Rows from a dataset:
----------------
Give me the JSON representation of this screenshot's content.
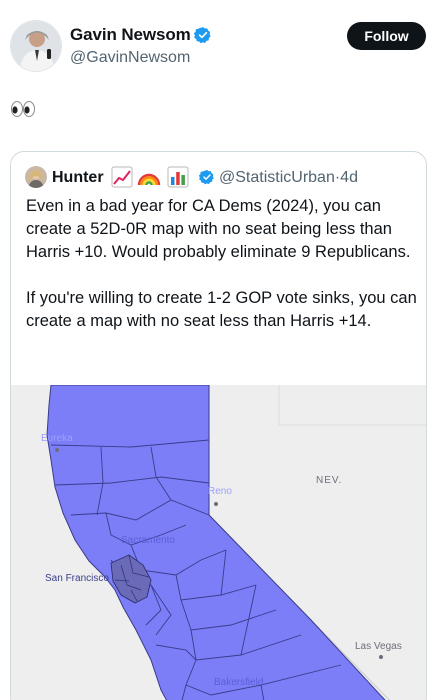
{
  "author": {
    "name": "Gavin Newsom",
    "handle": "@GavinNewsom",
    "verified_icon": "verified-badge-icon"
  },
  "follow_button": {
    "label": "Follow"
  },
  "post": {
    "text": "👀"
  },
  "quoted_post": {
    "author_name": "Hunter",
    "name_emojis": [
      "chart-increasing-icon",
      "rainbow-icon",
      "bar-chart-icon"
    ],
    "handle": "@StatisticUrban",
    "separator": "·",
    "time": "4d",
    "paragraphs": [
      "Even in a bad year for CA Dems (2024), you can create a 52D-0R map with no seat being less than Harris +10. Would probably eliminate 9 Republicans.",
      "If you're willing to create 1-2 GOP vote sinks, you can create a map with no seat less than Harris +14."
    ]
  },
  "map": {
    "labels": {
      "eureka": "Eureka",
      "reno": "Reno",
      "nev": "NEV.",
      "sacramento": "Sacramento",
      "san_francisco": "San Francisco",
      "las_vegas": "Las Vegas",
      "bakersfield": "Bakersfield"
    },
    "colors": {
      "district_fill": "#7b7ef7",
      "district_border": "#3a3c8a",
      "land": "#eeeeee",
      "bay_area_fill": "#6a6ab8"
    }
  }
}
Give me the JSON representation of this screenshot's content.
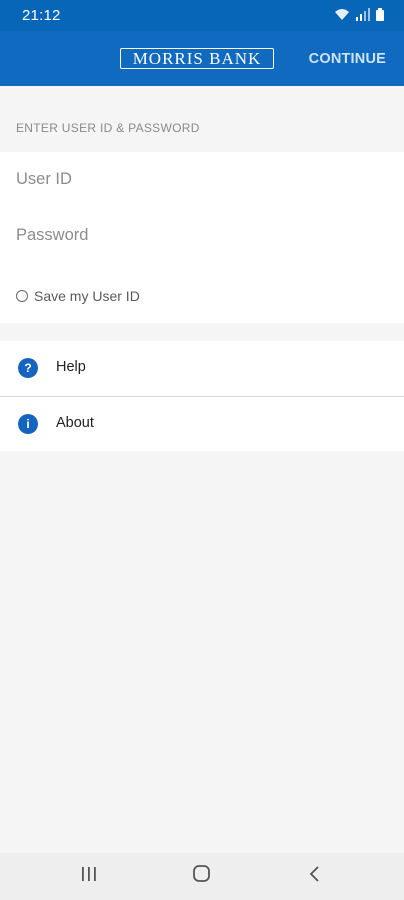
{
  "status_bar": {
    "time": "21:12",
    "icons": [
      "wifi-icon",
      "signal-icon",
      "battery-icon"
    ]
  },
  "header": {
    "logo_text": "MORRIS BANK",
    "continue_label": "CONTINUE"
  },
  "login": {
    "section_title": "ENTER USER ID & PASSWORD",
    "user_id_placeholder": "User ID",
    "user_id_value": "",
    "password_placeholder": "Password",
    "password_value": "",
    "save_user_id_label": "Save my User ID",
    "save_user_id_checked": false
  },
  "menu": {
    "items": [
      {
        "label": "Help",
        "icon": "help-icon",
        "glyph": "?"
      },
      {
        "label": "About",
        "icon": "info-icon",
        "glyph": "i"
      }
    ]
  },
  "nav_bar": {
    "buttons": [
      "recent-apps-icon",
      "home-icon",
      "back-icon"
    ]
  },
  "colors": {
    "primary": "#0f6ac0",
    "status_bar": "#0866b9",
    "background": "#f5f5f5",
    "icon_blue": "#1565c0"
  }
}
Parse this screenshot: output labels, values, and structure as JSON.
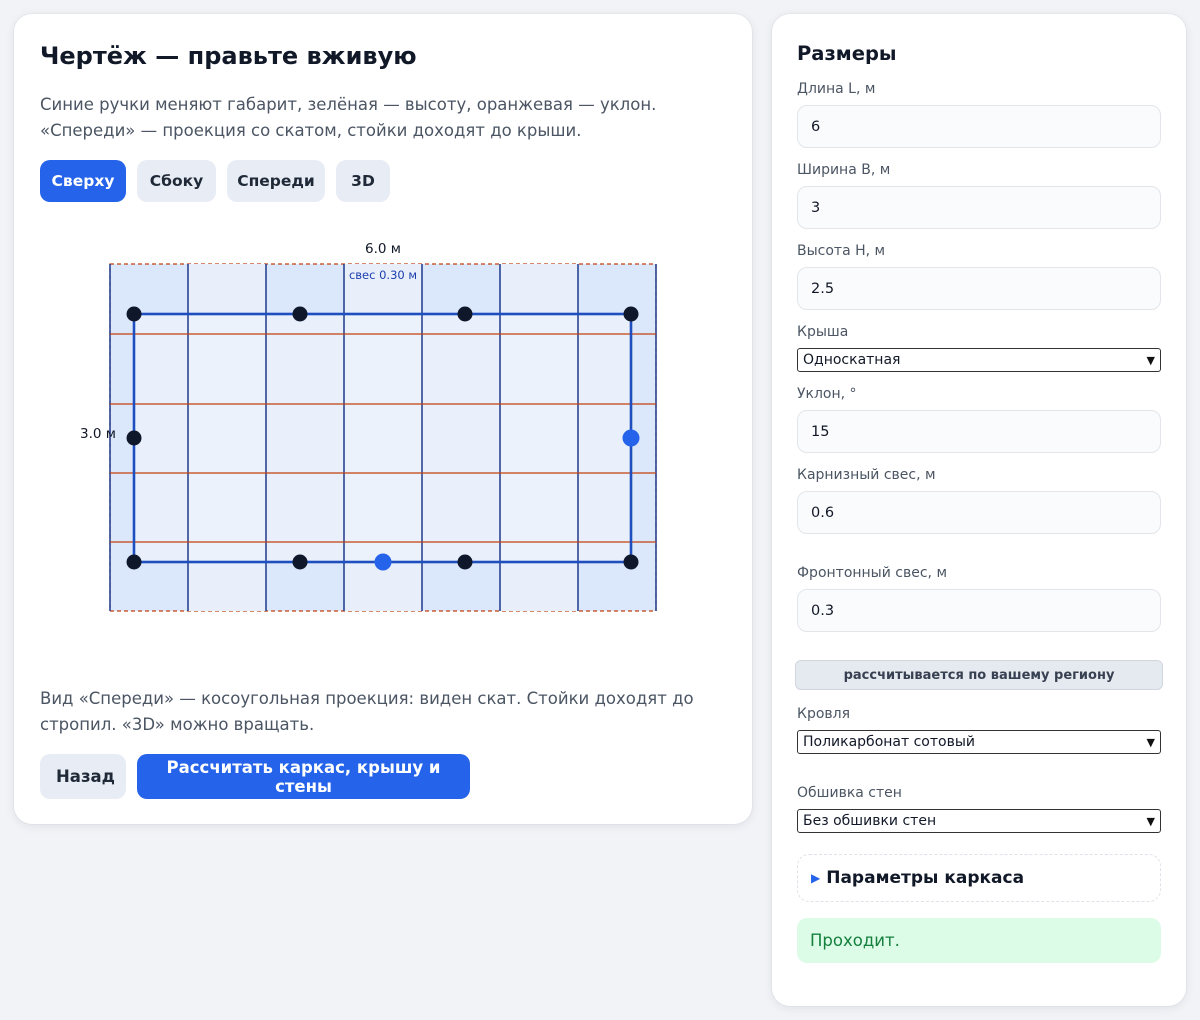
{
  "drawing_panel": {
    "title": "Чертёж — правьте вживую",
    "description": "Синие ручки меняют габарит, зелёная — высоту, оранжевая — уклон. «Спереди» — проекция со скатом, стойки доходят до крыши.",
    "tabs": [
      {
        "label": "Сверху",
        "active": true
      },
      {
        "label": "Сбоку",
        "active": false
      },
      {
        "label": "Спереди",
        "active": false
      },
      {
        "label": "3D",
        "active": false
      }
    ],
    "drawing": {
      "length_label": "6.0 м",
      "width_label": "3.0 м",
      "overhang_label": "свес 0.30 м"
    },
    "footnote": "Вид «Спереди» — косоугольная проекция: виден скат. Стойки доходят до стропил. «3D» можно вращать.",
    "back_button": "Назад",
    "calculate_button": "Рассчитать каркас, крышу и стены"
  },
  "dimensions_panel": {
    "title": "Размеры",
    "length": {
      "label": "Длина L, м",
      "value": "6"
    },
    "width": {
      "label": "Ширина B, м",
      "value": "3"
    },
    "height": {
      "label": "Высота H, м",
      "value": "2.5"
    },
    "roof": {
      "label": "Крыша",
      "value": "Односкатная"
    },
    "slope": {
      "label": "Уклон, °",
      "value": "15"
    },
    "eave_overhang": {
      "label": "Карнизный свес, м",
      "value": "0.6"
    },
    "gable_overhang": {
      "label": "Фронтонный свес, м",
      "value": "0.3"
    },
    "region_note": "рассчитывается по вашему региону",
    "roofing": {
      "label": "Кровля",
      "value": "Поликарбонат сотовый"
    },
    "wall_cladding": {
      "label": "Обшивка стен",
      "value": "Без обшивки стен"
    },
    "frame_params": "Параметры каркаса",
    "status": "Проходит."
  },
  "colors": {
    "accent": "#2563eb",
    "roof_fill": "#dbe7fb",
    "frame_line": "#1f4fbf",
    "purlin_line": "#c2410c",
    "post_dot": "#0f172a",
    "status_bg": "#dcfce7",
    "status_text": "#15803d"
  }
}
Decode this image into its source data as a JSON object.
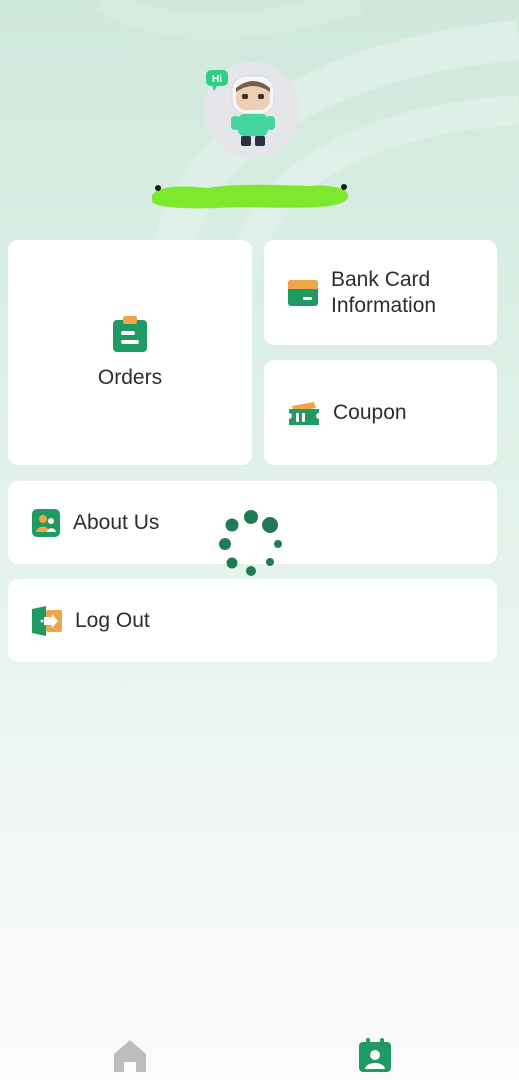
{
  "avatar": {
    "badge_text": "Hi"
  },
  "menu": {
    "orders": {
      "label": "Orders",
      "icon": "clipboard-icon"
    },
    "bank_card": {
      "label_line1": "Bank Card",
      "label_line2": "Information",
      "icon": "card-icon"
    },
    "coupon": {
      "label": "Coupon",
      "icon": "ticket-icon"
    },
    "about": {
      "label": "About Us",
      "icon": "people-icon"
    },
    "logout": {
      "label": "Log Out",
      "icon": "exit-door-icon"
    }
  },
  "tabbar": {
    "items": [
      {
        "name": "home",
        "icon": "home-icon",
        "active": false
      },
      {
        "name": "profile",
        "icon": "profile-icon",
        "active": true
      }
    ]
  },
  "colors": {
    "accent": "#1e9a62",
    "accent_dark": "#177a4d",
    "icon_orange": "#f0a646",
    "inactive_tab": "#bdbdbd",
    "redaction": "#7ee82c"
  }
}
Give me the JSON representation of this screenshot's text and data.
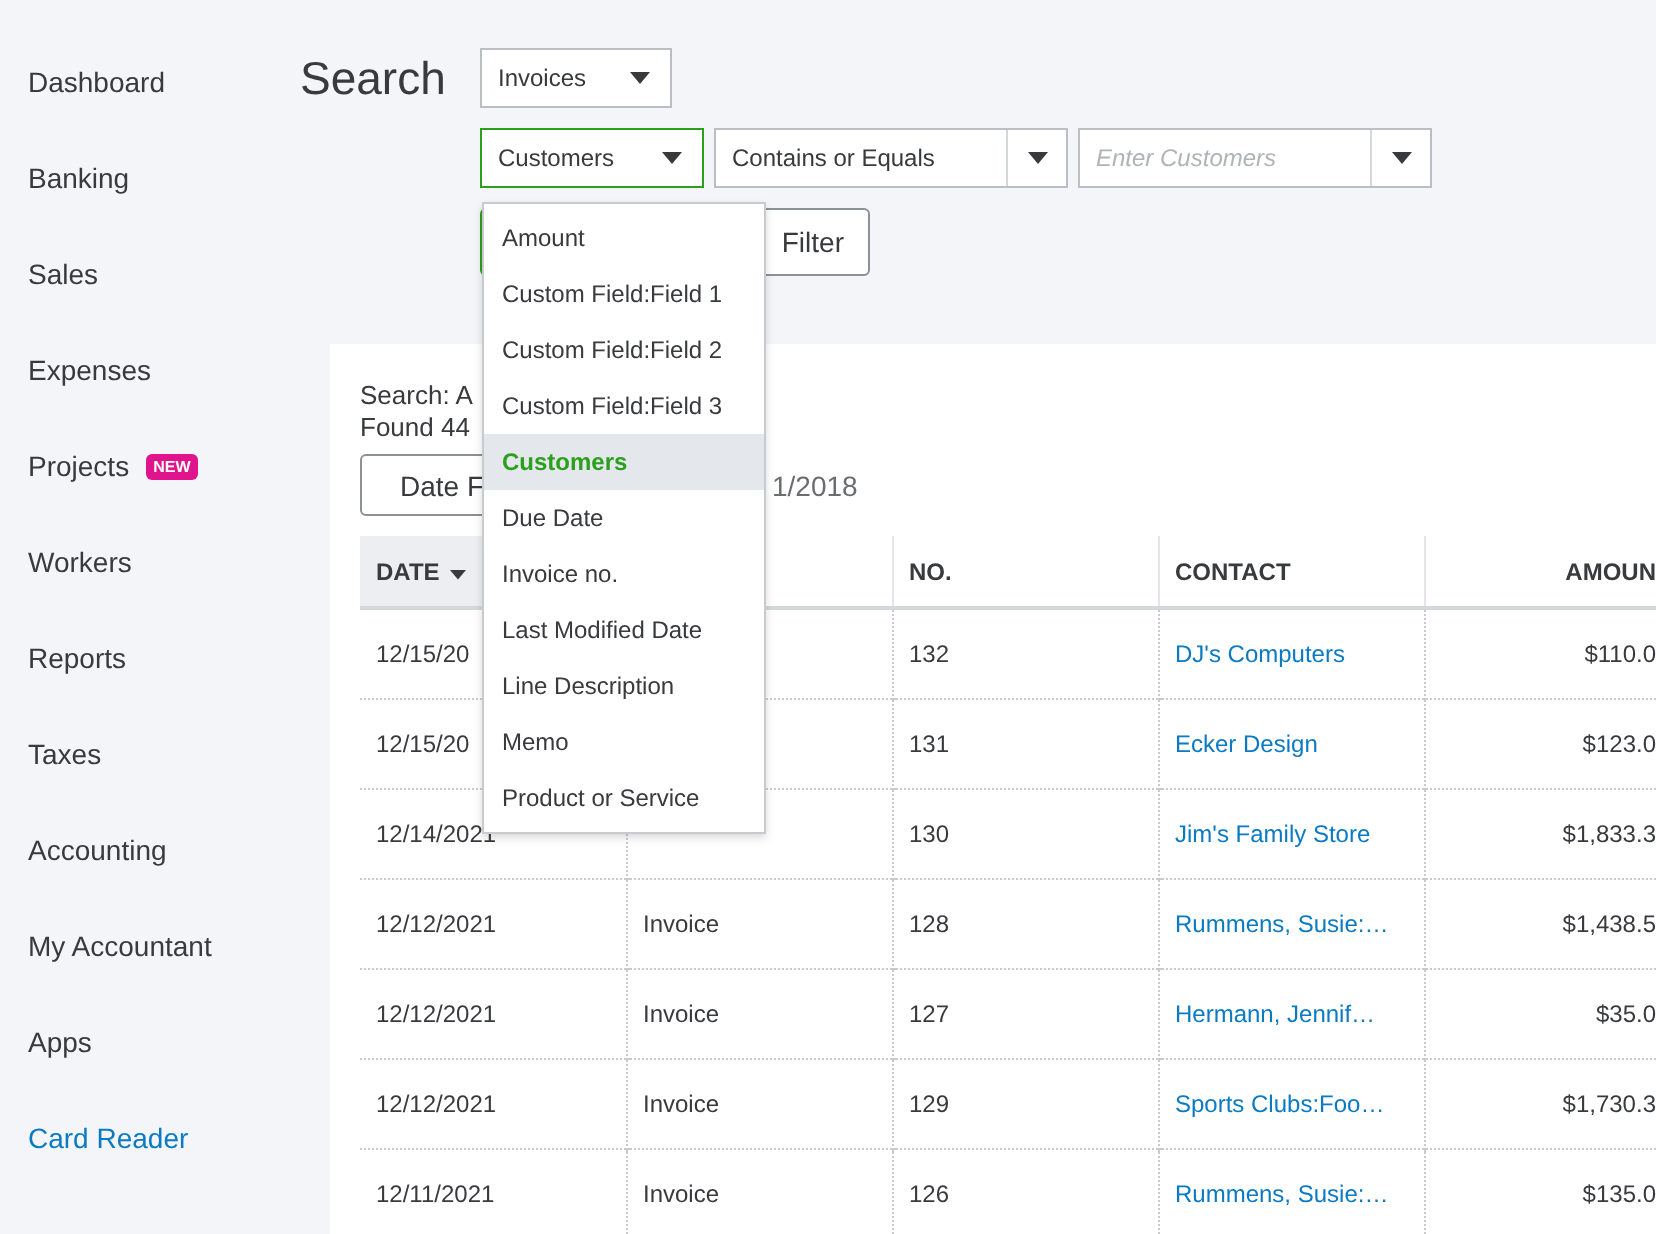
----------------
Determine how many lines of the material include the string "JSON". Output only that count.

5